* **Brief**:
Transcribe every line, keeping it exact.

* **Data section**:
§ §
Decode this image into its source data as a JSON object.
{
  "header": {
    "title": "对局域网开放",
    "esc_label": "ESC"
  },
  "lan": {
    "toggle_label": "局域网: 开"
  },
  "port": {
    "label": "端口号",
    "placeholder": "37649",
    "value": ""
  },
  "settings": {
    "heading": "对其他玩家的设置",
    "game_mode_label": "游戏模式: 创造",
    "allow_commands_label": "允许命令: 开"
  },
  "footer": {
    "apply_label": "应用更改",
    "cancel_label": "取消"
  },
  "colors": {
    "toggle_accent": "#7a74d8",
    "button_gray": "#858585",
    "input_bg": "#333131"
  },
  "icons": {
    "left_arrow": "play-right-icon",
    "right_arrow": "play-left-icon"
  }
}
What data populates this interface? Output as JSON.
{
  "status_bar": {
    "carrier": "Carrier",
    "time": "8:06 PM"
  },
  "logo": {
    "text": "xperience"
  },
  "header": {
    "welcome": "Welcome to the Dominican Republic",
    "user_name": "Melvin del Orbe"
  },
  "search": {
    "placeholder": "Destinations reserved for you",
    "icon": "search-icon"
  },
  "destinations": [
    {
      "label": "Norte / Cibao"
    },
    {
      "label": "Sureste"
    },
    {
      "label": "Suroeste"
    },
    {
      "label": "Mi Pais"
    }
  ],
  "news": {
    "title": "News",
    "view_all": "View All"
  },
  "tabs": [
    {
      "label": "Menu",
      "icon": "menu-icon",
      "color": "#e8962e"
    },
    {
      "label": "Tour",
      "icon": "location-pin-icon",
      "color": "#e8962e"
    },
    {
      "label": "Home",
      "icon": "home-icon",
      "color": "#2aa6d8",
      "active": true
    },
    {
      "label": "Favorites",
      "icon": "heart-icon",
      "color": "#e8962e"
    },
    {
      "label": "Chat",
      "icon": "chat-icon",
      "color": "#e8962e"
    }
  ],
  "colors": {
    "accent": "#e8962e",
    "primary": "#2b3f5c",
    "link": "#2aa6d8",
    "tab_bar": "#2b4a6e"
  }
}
§ §
* **Exercise solution**:
Decode this image into its source data as a JSON object.
{
  "header": {
    "title": "对局域网开放",
    "esc_label": "ESC"
  },
  "lan": {
    "toggle_label": "局域网: 开"
  },
  "port": {
    "label": "端口号",
    "placeholder": "37649",
    "value": ""
  },
  "settings": {
    "heading": "对其他玩家的设置",
    "game_mode_label": "游戏模式: 创造",
    "allow_commands_label": "允许命令: 开"
  },
  "footer": {
    "apply_label": "应用更改",
    "cancel_label": "取消"
  },
  "colors": {
    "toggle_accent": "#7a74d8",
    "button_gray": "#858585",
    "input_bg": "#333131"
  },
  "icons": {
    "left_arrow": "play-right-icon",
    "right_arrow": "play-left-icon"
  }
}
What data populates this interface? Output as JSON.
{
  "status_bar": {
    "carrier": "Carrier",
    "time": "8:06 PM"
  },
  "logo": {
    "text": "xperience"
  },
  "header": {
    "welcome": "Welcome to the Dominican Republic",
    "user_name": "Melvin del Orbe"
  },
  "search": {
    "placeholder": "Destinations reserved for you",
    "icon": "search-icon"
  },
  "destinations": [
    {
      "label": "Norte / Cibao"
    },
    {
      "label": "Sureste"
    },
    {
      "label": "Suroeste"
    },
    {
      "label": "Mi Pais"
    }
  ],
  "news": {
    "title": "News",
    "view_all": "View All"
  },
  "tabs": [
    {
      "label": "Menu",
      "icon": "menu-icon",
      "color": "#e8962e"
    },
    {
      "label": "Tour",
      "icon": "location-pin-icon",
      "color": "#e8962e"
    },
    {
      "label": "Home",
      "icon": "home-icon",
      "color": "#2aa6d8",
      "active": true
    },
    {
      "label": "Favorites",
      "icon": "heart-icon",
      "color": "#e8962e"
    },
    {
      "label": "Chat",
      "icon": "chat-icon",
      "color": "#e8962e"
    }
  ],
  "colors": {
    "accent": "#e8962e",
    "primary": "#2b3f5c",
    "link": "#2aa6d8",
    "tab_bar": "#2b4a6e"
  }
}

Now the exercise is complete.